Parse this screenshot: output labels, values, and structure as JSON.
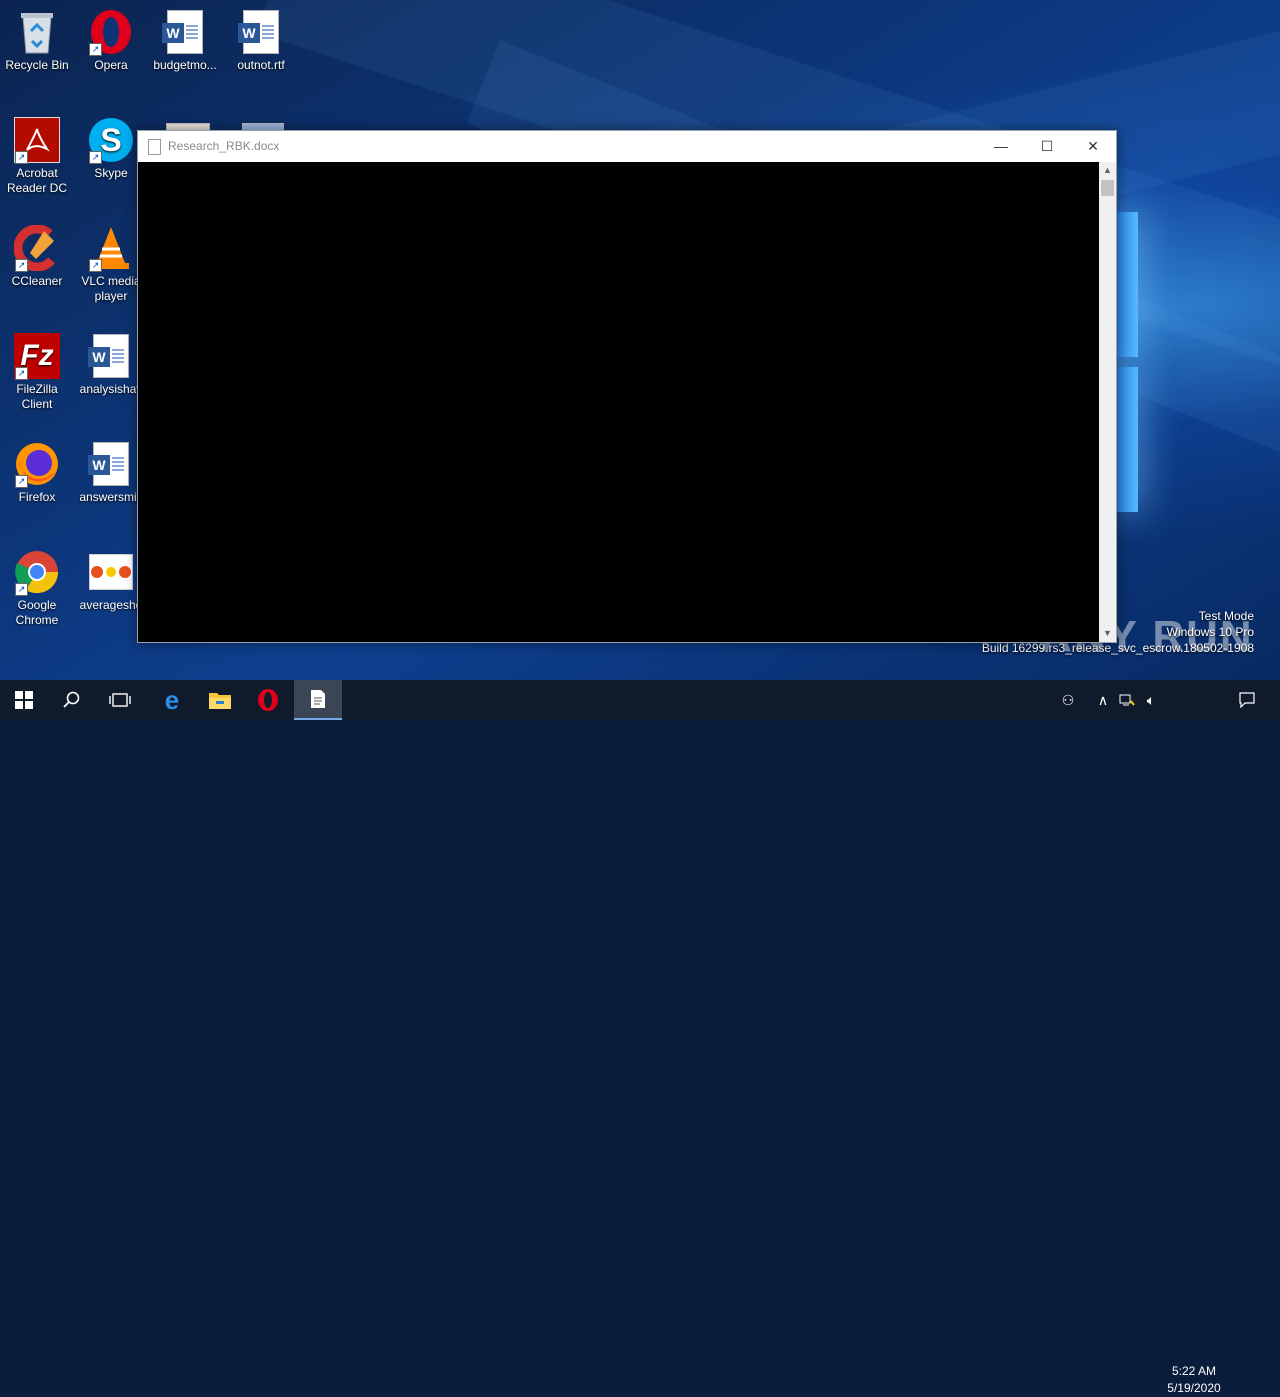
{
  "desktop": {
    "icons": [
      {
        "label": "Recycle Bin"
      },
      {
        "label": "Opera"
      },
      {
        "label": "budgetmo..."
      },
      {
        "label": "outnot.rtf"
      },
      {
        "label": "Acrobat Reader DC"
      },
      {
        "label": "Skype"
      },
      {
        "label": "CCleaner"
      },
      {
        "label": "VLC media player"
      },
      {
        "label": "FileZilla Client"
      },
      {
        "label": "analysishav"
      },
      {
        "label": "Firefox"
      },
      {
        "label": "answersmik"
      },
      {
        "label": "Google Chrome"
      },
      {
        "label": "averagesho"
      }
    ]
  },
  "window": {
    "title": "Research_RBK.docx",
    "minimize_glyph": "—",
    "maximize_glyph": "☐",
    "close_glyph": "✕"
  },
  "watermark": {
    "line1": "Test Mode",
    "line2": "Windows 10 Pro",
    "line3": "Build 16299.rs3_release_svc_escrow.180502-1908",
    "brand": "ANY RUN"
  },
  "taskbar": {
    "items": [
      "start-icon",
      "search-icon",
      "task-view-icon",
      "edge-icon",
      "file-explorer-icon",
      "opera-icon",
      "document-icon"
    ],
    "clock_time": "5:22 AM",
    "clock_date": "5/19/2020"
  },
  "colors": {
    "accent": "#2b5797",
    "taskbar": "#0f1a2a"
  }
}
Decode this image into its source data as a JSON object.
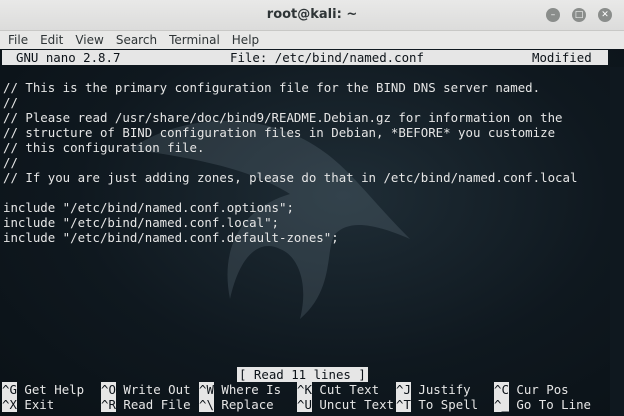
{
  "window": {
    "title": "root@kali: ~"
  },
  "menu": {
    "items": [
      "File",
      "Edit",
      "View",
      "Search",
      "Terminal",
      "Help"
    ]
  },
  "nano": {
    "version": "GNU nano 2.8.7",
    "file": "File: /etc/bind/named.conf",
    "state": "Modified",
    "lines": [
      "// This is the primary configuration file for the BIND DNS server named.",
      "//",
      "// Please read /usr/share/doc/bind9/README.Debian.gz for information on the",
      "// structure of BIND configuration files in Debian, *BEFORE* you customize",
      "// this configuration file.",
      "//",
      "// If you are just adding zones, please do that in /etc/bind/named.conf.local",
      "",
      "include \"/etc/bind/named.conf.options\";",
      "include \"/etc/bind/named.conf.local\";",
      "include \"/etc/bind/named.conf.default-zones\";"
    ],
    "message": "[ Read 11 lines ]",
    "shortcuts_row1": [
      {
        "key": "^G",
        "label": "Get Help"
      },
      {
        "key": "^O",
        "label": "Write Out"
      },
      {
        "key": "^W",
        "label": "Where Is"
      },
      {
        "key": "^K",
        "label": "Cut Text"
      },
      {
        "key": "^J",
        "label": "Justify"
      },
      {
        "key": "^C",
        "label": "Cur Pos"
      }
    ],
    "shortcuts_row2": [
      {
        "key": "^X",
        "label": "Exit"
      },
      {
        "key": "^R",
        "label": "Read File"
      },
      {
        "key": "^\\",
        "label": "Replace"
      },
      {
        "key": "^U",
        "label": "Uncut Text"
      },
      {
        "key": "^T",
        "label": "To Spell"
      },
      {
        "key": "^_",
        "label": "Go To Line"
      }
    ]
  }
}
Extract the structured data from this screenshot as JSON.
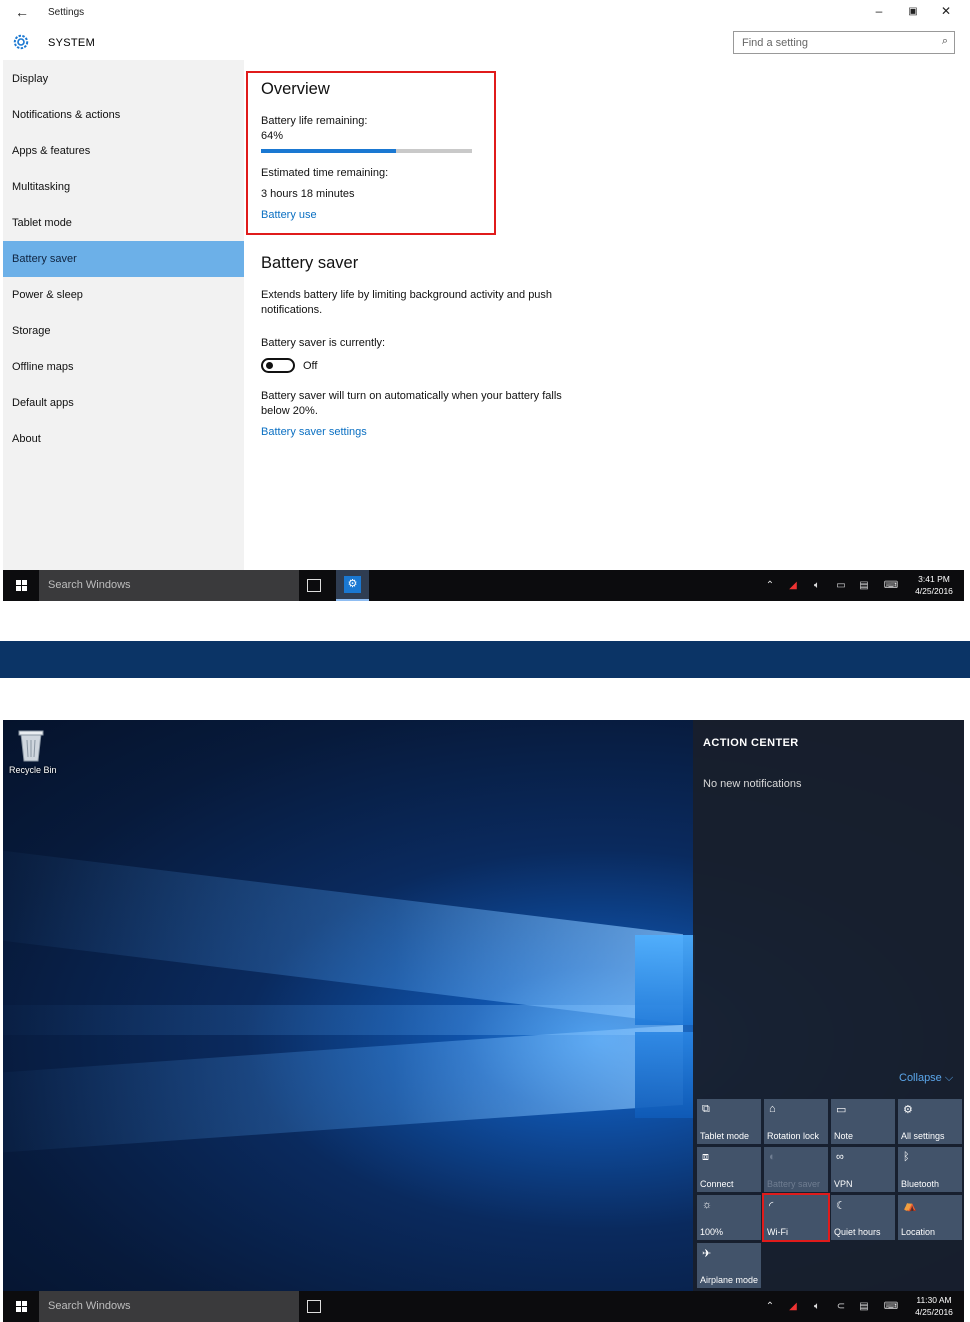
{
  "settings": {
    "title": "Settings",
    "section": "SYSTEM",
    "search_placeholder": "Find a setting",
    "nav": [
      {
        "label": "Display"
      },
      {
        "label": "Notifications & actions"
      },
      {
        "label": "Apps & features"
      },
      {
        "label": "Multitasking"
      },
      {
        "label": "Tablet mode"
      },
      {
        "label": "Battery saver",
        "selected": true
      },
      {
        "label": "Power & sleep"
      },
      {
        "label": "Storage"
      },
      {
        "label": "Offline maps"
      },
      {
        "label": "Default apps"
      },
      {
        "label": "About"
      }
    ],
    "overview": {
      "heading": "Overview",
      "battery_life_label": "Battery life remaining:",
      "battery_life_value": "64%",
      "battery_fraction": 0.64,
      "estimated_label": "Estimated time remaining:",
      "estimated_value": "3 hours 18 minutes",
      "battery_use_link": "Battery use"
    },
    "battery_saver": {
      "heading": "Battery saver",
      "description_line1": "Extends battery life by limiting background activity and push",
      "description_line2": "notifications.",
      "status_label": "Battery saver is currently:",
      "toggle_state": "Off",
      "auto_line1": "Battery saver will turn on automatically when your battery falls",
      "auto_line2": "below 20%.",
      "settings_link": "Battery saver settings"
    }
  },
  "taskbar_top": {
    "search_placeholder": "Search Windows",
    "time": "3:41 PM",
    "date": "4/25/2016"
  },
  "desktop": {
    "recycle_bin_label": "Recycle Bin"
  },
  "action_center": {
    "title": "ACTION CENTER",
    "empty_message": "No new notifications",
    "collapse_label": "Collapse",
    "tiles": [
      {
        "label": "Tablet mode",
        "icon": "tablet-mode-icon",
        "glyph": "⧉"
      },
      {
        "label": "Rotation lock",
        "icon": "rotation-lock-icon",
        "glyph": "⌂"
      },
      {
        "label": "Note",
        "icon": "note-icon",
        "glyph": "▭"
      },
      {
        "label": "All settings",
        "icon": "gear-icon",
        "glyph": "⚙"
      },
      {
        "label": "Connect",
        "icon": "connect-icon",
        "glyph": "⧈"
      },
      {
        "label": "Battery saver",
        "icon": "battery-saver-icon",
        "glyph": "◐",
        "disabled": true
      },
      {
        "label": "VPN",
        "icon": "vpn-icon",
        "glyph": "∞"
      },
      {
        "label": "Bluetooth",
        "icon": "bluetooth-icon",
        "glyph": "ᛒ"
      },
      {
        "label": "100%",
        "icon": "brightness-icon",
        "glyph": "☼"
      },
      {
        "label": "Wi-Fi",
        "icon": "wifi-icon",
        "glyph": "◜",
        "highlighted": true
      },
      {
        "label": "Quiet hours",
        "icon": "moon-icon",
        "glyph": "☾"
      },
      {
        "label": "Location",
        "icon": "location-icon",
        "glyph": "⛺"
      },
      {
        "label": "Airplane mode",
        "icon": "airplane-icon",
        "glyph": "✈"
      }
    ]
  },
  "taskbar_bottom": {
    "search_placeholder": "Search Windows",
    "time": "11:30 AM",
    "date": "4/25/2016"
  },
  "colors": {
    "accent": "#1a78d2",
    "nav_selected": "#6cb0e8",
    "highlight_box": "#e01b1b",
    "divider_bar": "#0b3466"
  }
}
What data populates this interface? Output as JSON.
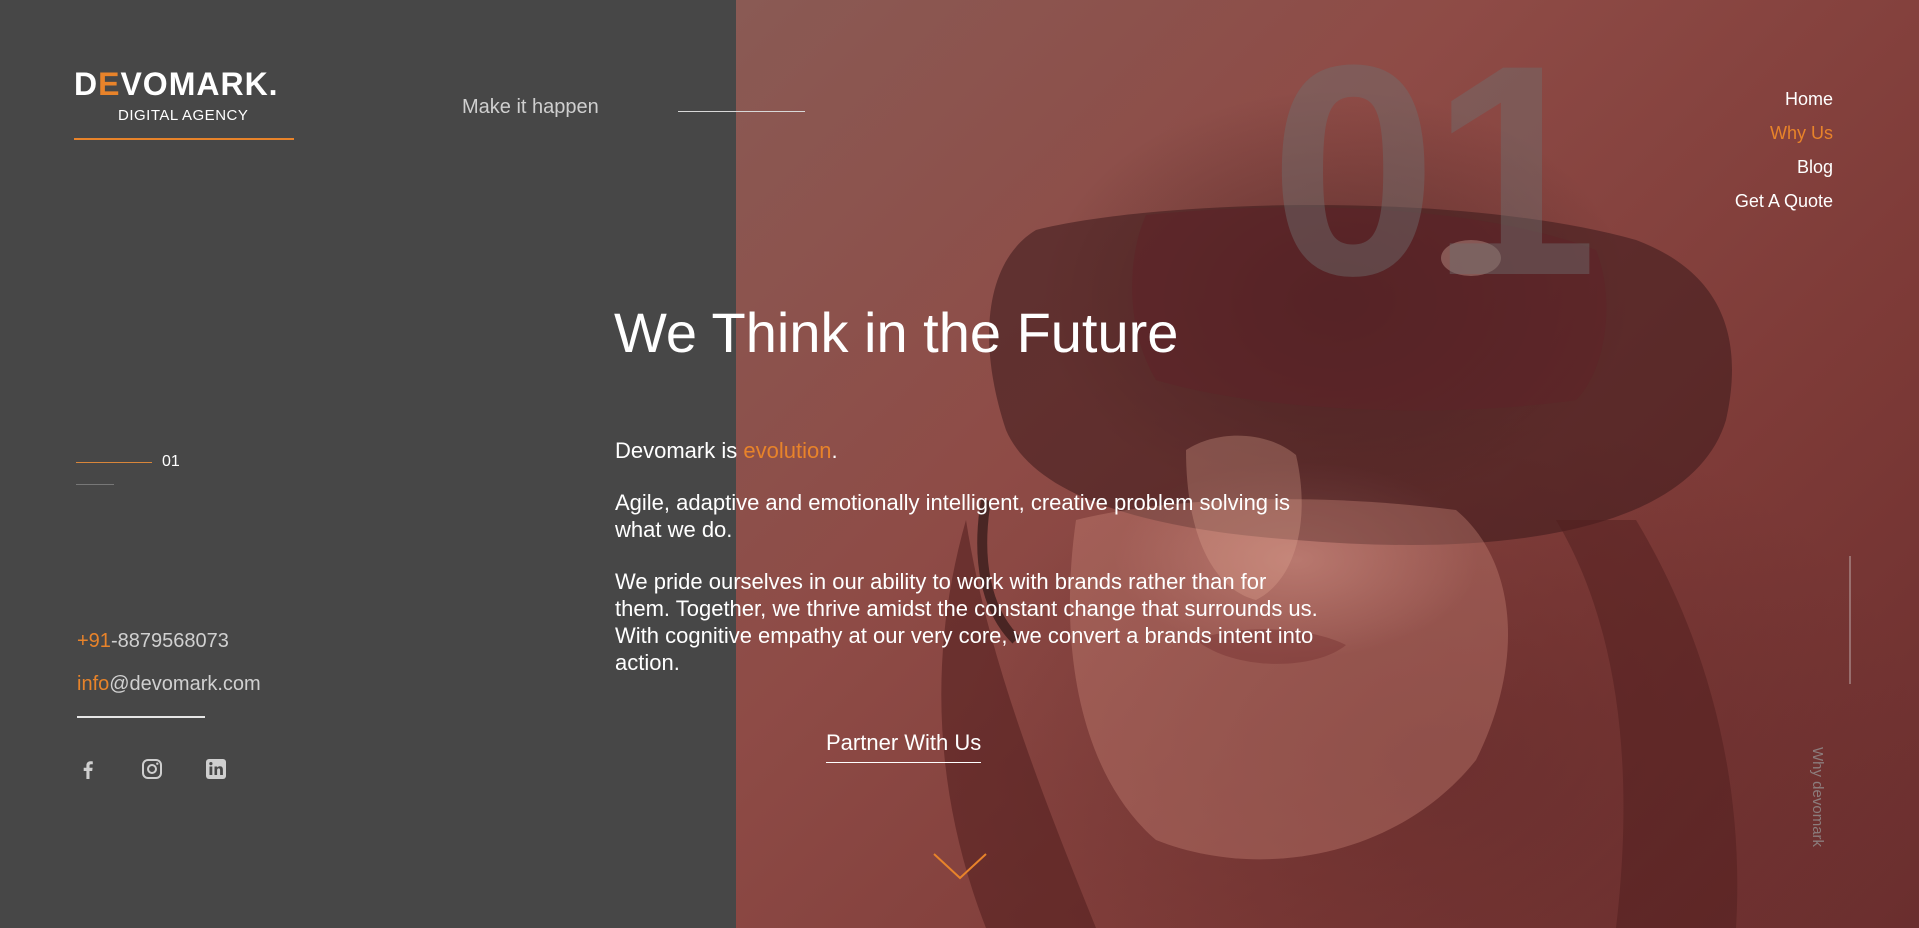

DESCRIPTION OF THE TASK:
Your task is to copy the entries in full and exactly, without any images.

THE OUTPUT:
Parse this screenshot: output labels, values, and structure as JSON.
{
  "desktop": {
    "icons": [
      {
        "label": "Recycle Bin"
      },
      {
        "label": "Opera"
      },
      {
        "label": "budgetmo..."
      },
      {
        "label": "outnot.rtf"
      },
      {
        "label": "Acrobat Reader DC"
      },
      {
        "label": "Skype"
      },
      {
        "label": "CCleaner"
      },
      {
        "label": "VLC media player"
      },
      {
        "label": "FileZilla Client"
      },
      {
        "label": "analysishav"
      },
      {
        "label": "Firefox"
      },
      {
        "label": "answersmik"
      },
      {
        "label": "Google Chrome"
      },
      {
        "label": "averagesho"
      }
    ]
  },
  "window": {
    "title": "Research_RBK.docx",
    "minimize_glyph": "—",
    "maximize_glyph": "☐",
    "close_glyph": "✕"
  },
  "watermark": {
    "line1": "Test Mode",
    "line2": "Windows 10 Pro",
    "line3": "Build 16299.rs3_release_svc_escrow.180502-1908",
    "brand": "ANY RUN"
  },
  "taskbar": {
    "items": [
      "start-icon",
      "search-icon",
      "task-view-icon",
      "edge-icon",
      "file-explorer-icon",
      "opera-icon",
      "document-icon"
    ],
    "clock_time": "5:22 AM",
    "clock_date": "5/19/2020"
  },
  "colors": {
    "accent": "#2b5797",
    "taskbar": "#0f1a2a"
  }
}
Decode this image into its source data as a JSON object.
{
  "window": {
    "title": "root@kali: ~"
  },
  "menu": {
    "items": [
      "File",
      "Edit",
      "View",
      "Search",
      "Terminal",
      "Help"
    ]
  },
  "nano": {
    "version": "GNU nano 2.8.7",
    "file": "File: /etc/bind/named.conf",
    "state": "Modified",
    "lines": [
      "// This is the primary configuration file for the BIND DNS server named.",
      "//",
      "// Please read /usr/share/doc/bind9/README.Debian.gz for information on the",
      "// structure of BIND configuration files in Debian, *BEFORE* you customize",
      "// this configuration file.",
      "//",
      "// If you are just adding zones, please do that in /etc/bind/named.conf.local",
      "",
      "include \"/etc/bind/named.conf.options\";",
      "include \"/etc/bind/named.conf.local\";",
      "include \"/etc/bind/named.conf.default-zones\";"
    ],
    "message": "[ Read 11 lines ]",
    "shortcuts_row1": [
      {
        "key": "^G",
        "label": "Get Help"
      },
      {
        "key": "^O",
        "label": "Write Out"
      },
      {
        "key": "^W",
        "label": "Where Is"
      },
      {
        "key": "^K",
        "label": "Cut Text"
      },
      {
        "key": "^J",
        "label": "Justify"
      },
      {
        "key": "^C",
        "label": "Cur Pos"
      }
    ],
    "shortcuts_row2": [
      {
        "key": "^X",
        "label": "Exit"
      },
      {
        "key": "^R",
        "label": "Read File"
      },
      {
        "key": "^\\",
        "label": "Replace"
      },
      {
        "key": "^U",
        "label": "Uncut Text"
      },
      {
        "key": "^T",
        "label": "To Spell"
      },
      {
        "key": "^_",
        "label": "Go To Line"
      }
    ]
  }
}
Extract the structured data from this screenshot as JSON.
{
  "settings": {
    "title": "Settings",
    "section": "SYSTEM",
    "search_placeholder": "Find a setting",
    "nav": [
      {
        "label": "Display"
      },
      {
        "label": "Notifications & actions"
      },
      {
        "label": "Apps & features"
      },
      {
        "label": "Multitasking"
      },
      {
        "label": "Tablet mode"
      },
      {
        "label": "Battery saver",
        "selected": true
      },
      {
        "label": "Power & sleep"
      },
      {
        "label": "Storage"
      },
      {
        "label": "Offline maps"
      },
      {
        "label": "Default apps"
      },
      {
        "label": "About"
      }
    ],
    "overview": {
      "heading": "Overview",
      "battery_life_label": "Battery life remaining:",
      "battery_life_value": "64%",
      "battery_fraction": 0.64,
      "estimated_label": "Estimated time remaining:",
      "estimated_value": "3 hours 18 minutes",
      "battery_use_link": "Battery use"
    },
    "battery_saver": {
      "heading": "Battery saver",
      "description_line1": "Extends battery life by limiting background activity and push",
      "description_line2": "notifications.",
      "status_label": "Battery saver is currently:",
      "toggle_state": "Off",
      "auto_line1": "Battery saver will turn on automatically when your battery falls",
      "auto_line2": "below 20%.",
      "settings_link": "Battery saver settings"
    }
  },
  "taskbar_top": {
    "search_placeholder": "Search Windows",
    "time": "3:41 PM",
    "date": "4/25/2016"
  },
  "desktop": {
    "recycle_bin_label": "Recycle Bin"
  },
  "action_center": {
    "title": "ACTION CENTER",
    "empty_message": "No new notifications",
    "collapse_label": "Collapse",
    "tiles": [
      {
        "label": "Tablet mode",
        "icon": "tablet-mode-icon",
        "glyph": "⧉"
      },
      {
        "label": "Rotation lock",
        "icon": "rotation-lock-icon",
        "glyph": "⌂"
      },
      {
        "label": "Note",
        "icon": "note-icon",
        "glyph": "▭"
      },
      {
        "label": "All settings",
        "icon": "gear-icon",
        "glyph": "⚙"
      },
      {
        "label": "Connect",
        "icon": "connect-icon",
        "glyph": "⧈"
      },
      {
        "label": "Battery saver",
        "icon": "battery-saver-icon",
        "glyph": "◐",
        "disabled": true
      },
      {
        "label": "VPN",
        "icon": "vpn-icon",
        "glyph": "∞"
      },
      {
        "label": "Bluetooth",
        "icon": "bluetooth-icon",
        "glyph": "ᛒ"
      },
      {
        "label": "100%",
        "icon": "brightness-icon",
        "glyph": "☼"
      },
      {
        "label": "Wi-Fi",
        "icon": "wifi-icon",
        "glyph": "◜",
        "highlighted": true
      },
      {
        "label": "Quiet hours",
        "icon": "moon-icon",
        "glyph": "☾"
      },
      {
        "label": "Location",
        "icon": "location-icon",
        "glyph": "⛺"
      },
      {
        "label": "Airplane mode",
        "icon": "airplane-icon",
        "glyph": "✈"
      }
    ]
  },
  "taskbar_bottom": {
    "search_placeholder": "Search Windows",
    "time": "11:30 AM",
    "date": "4/25/2016"
  },
  "colors": {
    "accent": "#1a78d2",
    "nav_selected": "#6cb0e8",
    "highlight_box": "#e01b1b",
    "divider_bar": "#0b3466"
  }
}
What data populates this interface? Output as JSON.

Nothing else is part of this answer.